◆ Entries provided ◆
——

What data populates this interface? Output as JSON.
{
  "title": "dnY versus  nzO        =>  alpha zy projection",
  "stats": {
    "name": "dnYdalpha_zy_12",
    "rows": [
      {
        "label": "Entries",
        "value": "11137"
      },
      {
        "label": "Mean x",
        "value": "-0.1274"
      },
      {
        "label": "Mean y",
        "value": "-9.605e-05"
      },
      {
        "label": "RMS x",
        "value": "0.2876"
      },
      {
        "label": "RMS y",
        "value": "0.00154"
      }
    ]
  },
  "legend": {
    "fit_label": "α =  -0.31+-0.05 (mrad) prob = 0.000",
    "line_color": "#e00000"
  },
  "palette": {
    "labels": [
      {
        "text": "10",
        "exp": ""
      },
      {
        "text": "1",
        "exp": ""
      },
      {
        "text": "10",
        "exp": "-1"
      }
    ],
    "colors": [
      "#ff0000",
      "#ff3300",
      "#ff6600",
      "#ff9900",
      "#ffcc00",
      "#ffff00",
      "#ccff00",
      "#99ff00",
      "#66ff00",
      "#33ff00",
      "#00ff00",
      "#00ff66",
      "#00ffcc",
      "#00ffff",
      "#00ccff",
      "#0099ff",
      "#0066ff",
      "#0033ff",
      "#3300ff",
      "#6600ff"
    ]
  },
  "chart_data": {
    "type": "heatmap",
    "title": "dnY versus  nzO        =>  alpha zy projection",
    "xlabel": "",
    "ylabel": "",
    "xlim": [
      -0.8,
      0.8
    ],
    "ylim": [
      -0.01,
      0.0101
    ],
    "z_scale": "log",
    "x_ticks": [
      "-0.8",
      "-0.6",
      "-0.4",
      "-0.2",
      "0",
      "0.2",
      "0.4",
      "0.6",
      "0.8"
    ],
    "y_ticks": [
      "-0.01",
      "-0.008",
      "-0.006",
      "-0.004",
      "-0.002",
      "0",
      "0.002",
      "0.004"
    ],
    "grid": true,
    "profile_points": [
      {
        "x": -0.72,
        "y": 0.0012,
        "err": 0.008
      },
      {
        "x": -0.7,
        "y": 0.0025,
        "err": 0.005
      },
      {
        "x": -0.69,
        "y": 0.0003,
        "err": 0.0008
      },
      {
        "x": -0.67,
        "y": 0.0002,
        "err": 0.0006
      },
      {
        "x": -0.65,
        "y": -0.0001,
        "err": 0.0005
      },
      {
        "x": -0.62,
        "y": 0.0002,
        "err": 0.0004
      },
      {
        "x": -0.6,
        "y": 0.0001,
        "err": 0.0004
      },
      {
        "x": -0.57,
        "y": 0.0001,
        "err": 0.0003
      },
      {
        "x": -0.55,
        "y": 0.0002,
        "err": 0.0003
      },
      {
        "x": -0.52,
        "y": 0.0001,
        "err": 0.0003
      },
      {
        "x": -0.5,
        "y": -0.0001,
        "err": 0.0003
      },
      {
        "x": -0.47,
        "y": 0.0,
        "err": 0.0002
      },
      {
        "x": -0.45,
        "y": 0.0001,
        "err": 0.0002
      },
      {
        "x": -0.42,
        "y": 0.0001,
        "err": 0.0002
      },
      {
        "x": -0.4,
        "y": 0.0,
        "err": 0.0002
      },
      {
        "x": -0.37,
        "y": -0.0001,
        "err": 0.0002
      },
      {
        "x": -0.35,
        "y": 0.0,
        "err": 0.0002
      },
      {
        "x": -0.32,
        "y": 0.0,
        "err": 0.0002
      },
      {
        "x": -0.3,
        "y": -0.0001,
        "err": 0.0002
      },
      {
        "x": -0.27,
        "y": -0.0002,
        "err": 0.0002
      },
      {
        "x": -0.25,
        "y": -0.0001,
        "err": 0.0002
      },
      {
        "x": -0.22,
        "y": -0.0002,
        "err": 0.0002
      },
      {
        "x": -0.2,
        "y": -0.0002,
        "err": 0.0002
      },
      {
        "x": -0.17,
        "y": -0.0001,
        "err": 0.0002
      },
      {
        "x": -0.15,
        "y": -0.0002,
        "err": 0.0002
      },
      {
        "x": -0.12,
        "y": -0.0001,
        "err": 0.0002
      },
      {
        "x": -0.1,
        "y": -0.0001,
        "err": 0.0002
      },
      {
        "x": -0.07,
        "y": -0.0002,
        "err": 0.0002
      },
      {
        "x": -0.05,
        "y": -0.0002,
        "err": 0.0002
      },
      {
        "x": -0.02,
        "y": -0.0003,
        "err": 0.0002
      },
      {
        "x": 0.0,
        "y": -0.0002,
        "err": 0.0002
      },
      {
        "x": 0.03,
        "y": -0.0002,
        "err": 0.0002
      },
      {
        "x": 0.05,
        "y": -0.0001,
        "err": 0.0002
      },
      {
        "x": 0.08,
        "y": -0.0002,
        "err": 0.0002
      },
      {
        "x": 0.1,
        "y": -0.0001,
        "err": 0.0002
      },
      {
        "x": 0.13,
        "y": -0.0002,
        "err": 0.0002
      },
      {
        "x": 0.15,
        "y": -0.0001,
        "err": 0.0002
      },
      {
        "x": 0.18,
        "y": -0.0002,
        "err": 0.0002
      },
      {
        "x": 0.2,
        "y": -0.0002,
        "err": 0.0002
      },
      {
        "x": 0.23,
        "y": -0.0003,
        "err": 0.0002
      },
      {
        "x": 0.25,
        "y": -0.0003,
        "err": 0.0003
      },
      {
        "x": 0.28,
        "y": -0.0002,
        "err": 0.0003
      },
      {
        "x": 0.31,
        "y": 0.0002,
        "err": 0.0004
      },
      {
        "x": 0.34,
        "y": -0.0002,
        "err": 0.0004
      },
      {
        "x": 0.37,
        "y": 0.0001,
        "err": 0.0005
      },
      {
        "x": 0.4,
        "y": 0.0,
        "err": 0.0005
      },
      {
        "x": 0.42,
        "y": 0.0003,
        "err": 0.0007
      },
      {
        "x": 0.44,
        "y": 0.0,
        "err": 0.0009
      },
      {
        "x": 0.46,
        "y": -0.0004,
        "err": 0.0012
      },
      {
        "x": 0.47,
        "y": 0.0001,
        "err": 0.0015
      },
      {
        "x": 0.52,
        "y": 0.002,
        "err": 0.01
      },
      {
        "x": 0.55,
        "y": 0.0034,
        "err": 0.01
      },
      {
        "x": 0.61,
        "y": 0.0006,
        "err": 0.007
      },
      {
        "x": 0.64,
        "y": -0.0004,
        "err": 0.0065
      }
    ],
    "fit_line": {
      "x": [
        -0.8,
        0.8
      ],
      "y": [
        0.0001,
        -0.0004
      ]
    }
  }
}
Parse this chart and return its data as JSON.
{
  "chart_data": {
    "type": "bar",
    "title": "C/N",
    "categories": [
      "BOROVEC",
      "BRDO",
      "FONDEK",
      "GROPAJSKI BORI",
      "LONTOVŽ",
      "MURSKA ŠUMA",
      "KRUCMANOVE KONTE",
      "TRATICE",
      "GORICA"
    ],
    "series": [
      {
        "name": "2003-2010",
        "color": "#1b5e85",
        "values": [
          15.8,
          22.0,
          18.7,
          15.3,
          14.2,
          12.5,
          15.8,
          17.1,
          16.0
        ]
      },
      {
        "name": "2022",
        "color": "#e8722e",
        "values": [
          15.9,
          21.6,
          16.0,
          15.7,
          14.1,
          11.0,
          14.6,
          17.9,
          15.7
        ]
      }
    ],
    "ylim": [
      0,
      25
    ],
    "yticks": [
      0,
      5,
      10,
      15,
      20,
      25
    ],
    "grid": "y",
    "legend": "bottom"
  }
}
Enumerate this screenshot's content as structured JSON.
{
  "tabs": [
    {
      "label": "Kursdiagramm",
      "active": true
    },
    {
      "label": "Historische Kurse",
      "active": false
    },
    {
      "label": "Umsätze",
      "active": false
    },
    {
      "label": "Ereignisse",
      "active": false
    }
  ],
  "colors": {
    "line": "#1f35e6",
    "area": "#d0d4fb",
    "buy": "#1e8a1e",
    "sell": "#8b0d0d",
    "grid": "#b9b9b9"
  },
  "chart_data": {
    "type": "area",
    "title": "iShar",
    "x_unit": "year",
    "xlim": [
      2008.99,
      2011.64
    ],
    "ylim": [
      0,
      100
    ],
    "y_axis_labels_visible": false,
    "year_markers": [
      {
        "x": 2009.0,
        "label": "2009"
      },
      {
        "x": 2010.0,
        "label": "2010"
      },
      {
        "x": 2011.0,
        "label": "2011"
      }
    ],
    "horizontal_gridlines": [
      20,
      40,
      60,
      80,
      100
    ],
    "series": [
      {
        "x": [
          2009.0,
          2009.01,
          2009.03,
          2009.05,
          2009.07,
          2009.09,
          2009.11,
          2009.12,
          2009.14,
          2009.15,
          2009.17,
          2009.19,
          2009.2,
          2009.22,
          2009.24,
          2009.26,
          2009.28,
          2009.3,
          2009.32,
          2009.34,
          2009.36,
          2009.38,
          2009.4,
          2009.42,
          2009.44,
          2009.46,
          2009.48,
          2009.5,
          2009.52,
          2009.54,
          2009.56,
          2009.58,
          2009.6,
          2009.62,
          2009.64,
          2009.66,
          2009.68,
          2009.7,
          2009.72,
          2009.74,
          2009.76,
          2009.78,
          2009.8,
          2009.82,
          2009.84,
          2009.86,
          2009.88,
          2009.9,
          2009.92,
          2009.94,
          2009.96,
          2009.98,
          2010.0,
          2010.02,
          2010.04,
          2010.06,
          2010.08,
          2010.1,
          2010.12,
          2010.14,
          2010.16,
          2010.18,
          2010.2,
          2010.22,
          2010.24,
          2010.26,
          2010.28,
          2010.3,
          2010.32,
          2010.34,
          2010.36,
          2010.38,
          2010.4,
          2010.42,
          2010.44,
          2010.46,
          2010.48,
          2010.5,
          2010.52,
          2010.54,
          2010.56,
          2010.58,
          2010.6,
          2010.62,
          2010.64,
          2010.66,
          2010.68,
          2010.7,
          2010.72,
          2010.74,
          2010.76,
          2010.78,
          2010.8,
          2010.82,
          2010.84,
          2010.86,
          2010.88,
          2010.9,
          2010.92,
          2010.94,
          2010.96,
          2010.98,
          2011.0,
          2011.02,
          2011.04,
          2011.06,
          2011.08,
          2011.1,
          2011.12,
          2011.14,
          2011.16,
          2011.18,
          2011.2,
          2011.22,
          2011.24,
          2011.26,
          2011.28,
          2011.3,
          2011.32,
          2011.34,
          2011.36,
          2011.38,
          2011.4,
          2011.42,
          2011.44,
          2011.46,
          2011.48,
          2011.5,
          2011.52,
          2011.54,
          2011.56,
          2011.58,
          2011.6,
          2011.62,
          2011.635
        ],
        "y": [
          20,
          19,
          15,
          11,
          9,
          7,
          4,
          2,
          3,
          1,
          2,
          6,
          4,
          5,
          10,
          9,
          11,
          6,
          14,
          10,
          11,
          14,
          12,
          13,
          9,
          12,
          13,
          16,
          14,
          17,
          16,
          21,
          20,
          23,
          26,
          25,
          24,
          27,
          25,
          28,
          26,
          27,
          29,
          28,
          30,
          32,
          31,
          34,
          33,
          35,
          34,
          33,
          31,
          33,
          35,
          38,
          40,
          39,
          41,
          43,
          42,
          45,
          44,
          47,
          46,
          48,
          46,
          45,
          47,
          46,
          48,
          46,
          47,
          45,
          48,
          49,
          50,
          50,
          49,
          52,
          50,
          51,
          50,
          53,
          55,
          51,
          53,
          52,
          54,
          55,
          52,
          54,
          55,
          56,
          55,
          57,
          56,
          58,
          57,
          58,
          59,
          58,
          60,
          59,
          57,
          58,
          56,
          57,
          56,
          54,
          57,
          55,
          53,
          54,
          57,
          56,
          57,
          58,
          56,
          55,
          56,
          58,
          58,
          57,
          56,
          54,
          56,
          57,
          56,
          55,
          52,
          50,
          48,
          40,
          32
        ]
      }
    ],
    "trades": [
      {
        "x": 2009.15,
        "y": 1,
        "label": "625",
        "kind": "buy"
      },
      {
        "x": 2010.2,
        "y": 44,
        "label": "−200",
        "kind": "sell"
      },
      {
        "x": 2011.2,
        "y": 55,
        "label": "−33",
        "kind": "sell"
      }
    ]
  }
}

——

Locate the lines above that contain "this" and copy them.

What data populates this interface? Output as JSON.
Parse this chart and return its data as JSON.
Enumerate this screenshot's content as structured JSON.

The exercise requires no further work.